### WHAT TO PRODUCE
Repeat, exactly and completely, the material that follows. Omit the pictures.

### MATERIAL SHOWN
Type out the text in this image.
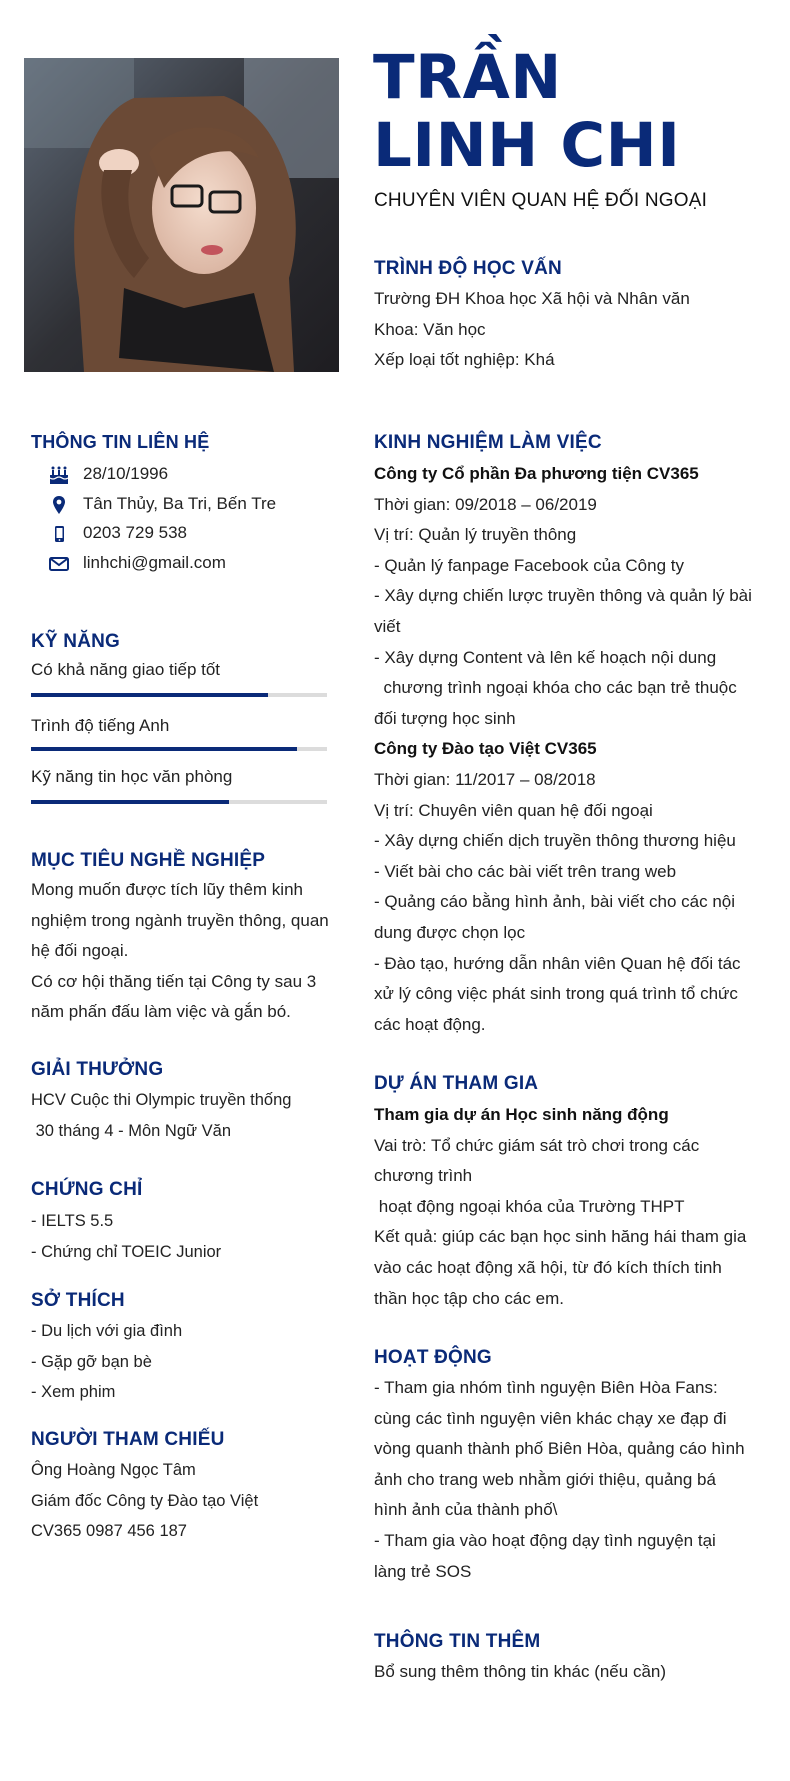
TRẦN
LINH CHI
CHUYÊN VIÊN QUAN HỆ ĐỐI NGOẠI
TRÌNH ĐỘ HỌC VẤN
Trường ĐH Khoa học Xã hội và Nhân văn
Khoa: Văn học
Xếp loại tốt nghiệp: Khá
THÔNG TIN LIÊN HỆ
28/10/1996
Tân Thủy, Ba Tri, Bến Tre
0203 729 538
linhchi@gmail.com
KỸ NĂNG
Có khả năng giao tiếp tốt
Trình độ tiếng Anh
Kỹ năng tin học văn phòng
MỤC TIÊU NGHỀ NGHIỆP
Mong muốn được tích lũy thêm kinh
nghiệm trong ngành truyền thông, quan
hệ đối ngoại.
Có cơ hội thăng tiến tại Công ty sau 3
năm phấn đấu làm việc và gắn bó.
GIẢI THƯỞNG
HCV Cuộc thi Olympic truyền thống
30 tháng 4 - Môn Ngữ Văn
CHỨNG CHỈ
- IELTS 5.5
- Chứng chỉ TOEIC Junior
SỞ THÍCH
- Du lịch với gia đình
- Gặp gỡ bạn bè
- Xem phim
NGƯỜI THAM CHIẾU
Ông Hoàng Ngọc Tâm
Giám đốc Công ty Đào tạo Việt
CV365 0987 456 187
KINH NGHIỆM LÀM VIỆC
Công ty Cổ phần Đa phương tiện CV365
Thời gian: 09/2018 – 06/2019
Vị trí: Quản lý truyền thông
- Quản lý fanpage Facebook của Công ty
- Xây dựng chiến lược truyền thông và quản lý bài
viết
- Xây dựng Content và lên kế hoạch nội dung
chương trình ngoại khóa cho các bạn trẻ thuộc
đối tượng học sinh
Công ty Đào tạo Việt CV365
Thời gian: 11/2017 – 08/2018
Vị trí: Chuyên viên quan hệ đối ngoại
- Xây dựng chiến dịch truyền thông thương hiệu
- Viết bài cho các bài viết trên trang web
- Quảng cáo bằng hình ảnh, bài viết cho các nội
dung được chọn lọc
- Đào tạo, hướng dẫn nhân viên Quan hệ đối tác
xử lý công việc phát sinh trong quá trình tổ chức
các hoạt động.
DỰ ÁN THAM GIA
Tham gia dự án Học sinh năng động
Vai trò: Tổ chức giám sát trò chơi trong các
chương trình
hoạt động ngoại khóa của Trường THPT
Kết quả: giúp các bạn học sinh hăng hái tham gia
vào các hoạt động xã hội, từ đó kích thích tinh
thần học tập cho các em.
HOẠT ĐỘNG
- Tham gia nhóm tình nguyện Biên Hòa Fans:
cùng các tình nguyện viên khác chạy xe đạp đi
vòng quanh thành phố Biên Hòa, quảng cáo hình
ảnh cho trang web nhằm giới thiệu, quảng bá
hình ảnh của thành phố\
- Tham gia vào hoạt động dạy tình nguyện tại
làng trẻ SOS
THÔNG TIN THÊM
Bổ sung thêm thông tin khác (nếu cần)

### PROBLEM SOLUTION
Type out the text in this image.
TRẦN
LINH CHI
CHUYÊN VIÊN QUAN HỆ ĐỐI NGOẠI
TRÌNH ĐỘ HỌC VẤN
Trường ĐH Khoa học Xã hội và Nhân văn
Khoa: Văn học
Xếp loại tốt nghiệp: Khá
THÔNG TIN LIÊN HỆ
28/10/1996
Tân Thủy, Ba Tri, Bến Tre
0203 729 538
linhchi@gmail.com
KỸ NĂNG
Có khả năng giao tiếp tốt
Trình độ tiếng Anh
Kỹ năng tin học văn phòng
MỤC TIÊU NGHỀ NGHIỆP
Mong muốn được tích lũy thêm kinh
nghiệm trong ngành truyền thông, quan
hệ đối ngoại.
Có cơ hội thăng tiến tại Công ty sau 3
năm phấn đấu làm việc và gắn bó.
GIẢI THƯỞNG
HCV Cuộc thi Olympic truyền thống
30 tháng 4 - Môn Ngữ Văn
CHỨNG CHỈ
- IELTS 5.5
- Chứng chỉ TOEIC Junior
SỞ THÍCH
- Du lịch với gia đình
- Gặp gỡ bạn bè
- Xem phim
NGƯỜI THAM CHIẾU
Ông Hoàng Ngọc Tâm
Giám đốc Công ty Đào tạo Việt
CV365 0987 456 187
KINH NGHIỆM LÀM VIỆC
Công ty Cổ phần Đa phương tiện CV365
Thời gian: 09/2018 – 06/2019
Vị trí: Quản lý truyền thông
- Quản lý fanpage Facebook của Công ty
- Xây dựng chiến lược truyền thông và quản lý bài
viết
- Xây dựng Content và lên kế hoạch nội dung
chương trình ngoại khóa cho các bạn trẻ thuộc
đối tượng học sinh
Công ty Đào tạo Việt CV365
Thời gian: 11/2017 – 08/2018
Vị trí: Chuyên viên quan hệ đối ngoại
- Xây dựng chiến dịch truyền thông thương hiệu
- Viết bài cho các bài viết trên trang web
- Quảng cáo bằng hình ảnh, bài viết cho các nội
dung được chọn lọc
- Đào tạo, hướng dẫn nhân viên Quan hệ đối tác
xử lý công việc phát sinh trong quá trình tổ chức
các hoạt động.
DỰ ÁN THAM GIA
Tham gia dự án Học sinh năng động
Vai trò: Tổ chức giám sát trò chơi trong các
chương trình
hoạt động ngoại khóa của Trường THPT
Kết quả: giúp các bạn học sinh hăng hái tham gia
vào các hoạt động xã hội, từ đó kích thích tinh
thần học tập cho các em.
HOẠT ĐỘNG
- Tham gia nhóm tình nguyện Biên Hòa Fans:
cùng các tình nguyện viên khác chạy xe đạp đi
vòng quanh thành phố Biên Hòa, quảng cáo hình
ảnh cho trang web nhằm giới thiệu, quảng bá
hình ảnh của thành phố\
- Tham gia vào hoạt động dạy tình nguyện tại
làng trẻ SOS
THÔNG TIN THÊM
Bổ sung thêm thông tin khác (nếu cần)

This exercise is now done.